* Work to be completed
Show every line that has the string "this" in it.

━━━ Excerpted data

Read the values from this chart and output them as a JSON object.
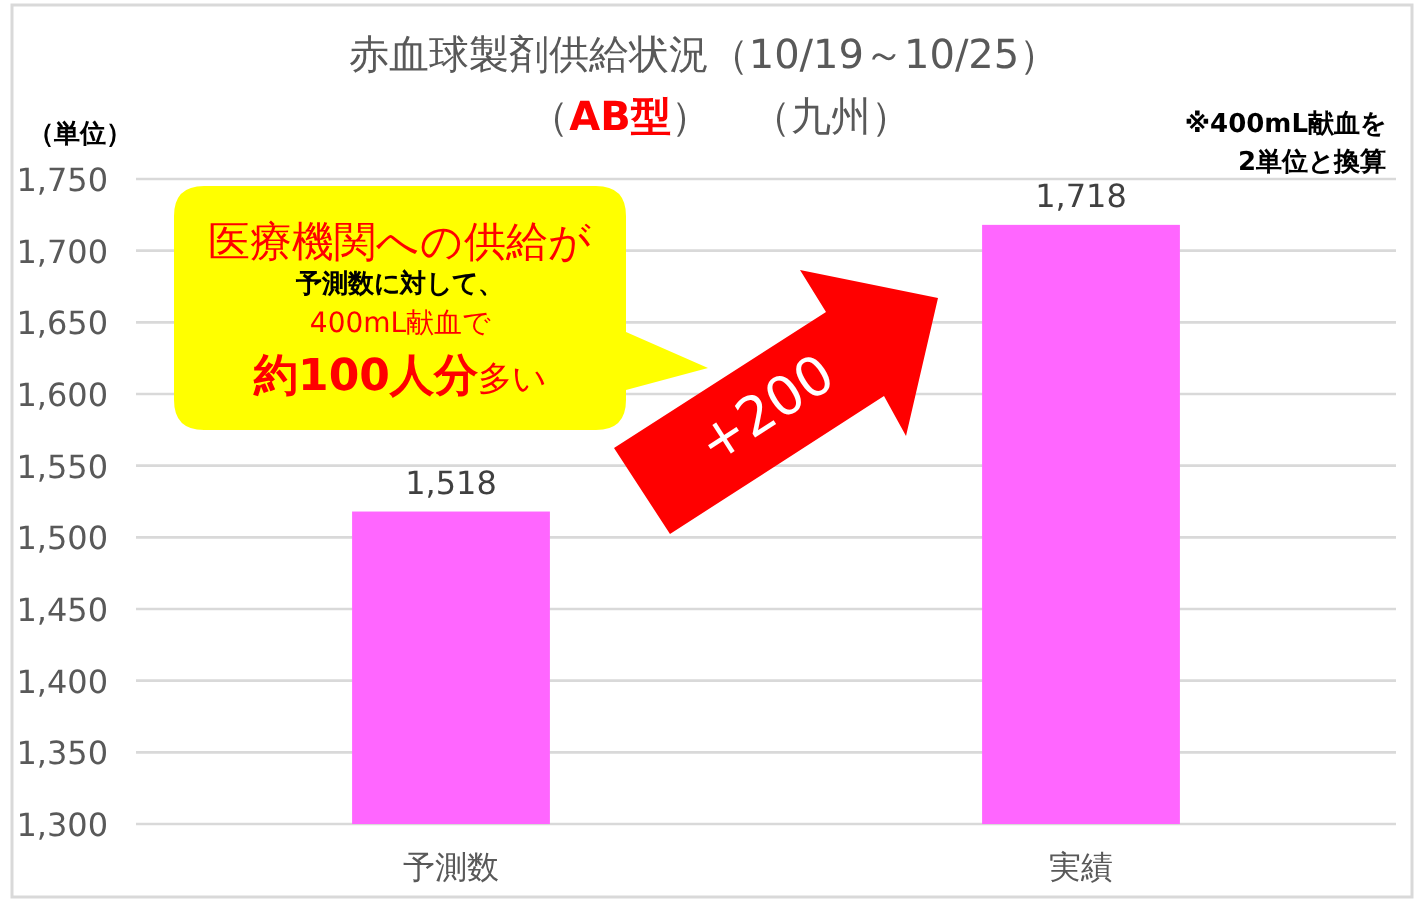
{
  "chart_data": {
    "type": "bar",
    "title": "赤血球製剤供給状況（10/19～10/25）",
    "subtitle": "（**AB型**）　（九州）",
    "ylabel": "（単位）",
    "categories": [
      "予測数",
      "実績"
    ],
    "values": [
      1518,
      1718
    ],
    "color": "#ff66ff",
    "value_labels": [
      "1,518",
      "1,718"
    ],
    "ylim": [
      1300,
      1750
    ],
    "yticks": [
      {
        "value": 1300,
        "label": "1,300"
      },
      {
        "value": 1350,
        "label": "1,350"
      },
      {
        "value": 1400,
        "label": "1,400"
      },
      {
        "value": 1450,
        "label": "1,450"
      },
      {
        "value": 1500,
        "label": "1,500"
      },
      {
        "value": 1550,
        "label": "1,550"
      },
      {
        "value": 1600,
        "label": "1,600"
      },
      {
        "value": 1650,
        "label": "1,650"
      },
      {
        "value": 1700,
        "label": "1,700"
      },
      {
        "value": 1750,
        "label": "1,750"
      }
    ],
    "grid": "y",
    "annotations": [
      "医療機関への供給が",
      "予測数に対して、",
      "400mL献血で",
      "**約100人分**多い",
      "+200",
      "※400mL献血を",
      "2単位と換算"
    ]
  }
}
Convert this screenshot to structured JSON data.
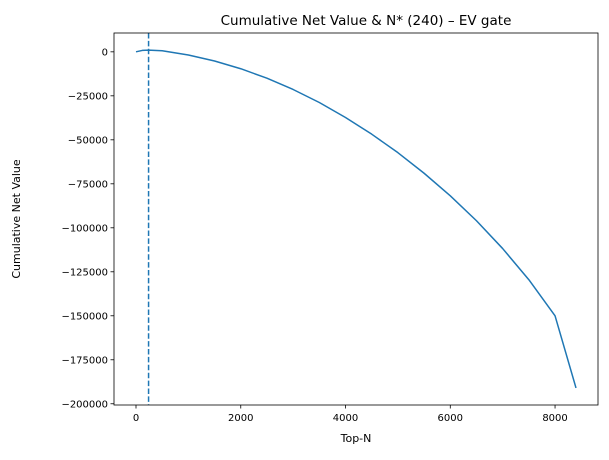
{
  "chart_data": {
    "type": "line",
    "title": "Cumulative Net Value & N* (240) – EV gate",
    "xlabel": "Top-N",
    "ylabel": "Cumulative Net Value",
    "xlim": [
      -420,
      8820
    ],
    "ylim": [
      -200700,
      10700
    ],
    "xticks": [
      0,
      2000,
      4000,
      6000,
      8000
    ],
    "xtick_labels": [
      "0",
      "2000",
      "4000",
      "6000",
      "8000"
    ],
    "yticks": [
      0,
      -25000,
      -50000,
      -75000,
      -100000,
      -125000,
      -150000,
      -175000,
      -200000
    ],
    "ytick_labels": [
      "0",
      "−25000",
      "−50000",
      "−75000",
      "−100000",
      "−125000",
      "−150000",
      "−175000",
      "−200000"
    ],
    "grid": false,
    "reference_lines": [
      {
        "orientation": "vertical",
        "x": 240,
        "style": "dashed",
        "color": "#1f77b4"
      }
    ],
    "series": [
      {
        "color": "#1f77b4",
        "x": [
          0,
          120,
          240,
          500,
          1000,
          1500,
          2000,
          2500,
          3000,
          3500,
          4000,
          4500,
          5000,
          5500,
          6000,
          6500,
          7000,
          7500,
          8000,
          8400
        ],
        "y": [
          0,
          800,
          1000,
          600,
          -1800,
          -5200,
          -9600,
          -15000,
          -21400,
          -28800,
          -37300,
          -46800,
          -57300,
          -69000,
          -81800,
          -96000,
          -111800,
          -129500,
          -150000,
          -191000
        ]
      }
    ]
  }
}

━━━━━━

* Final result
Read the values from this chart and output them as a JSON object.
Convert this screenshot to structured JSON data.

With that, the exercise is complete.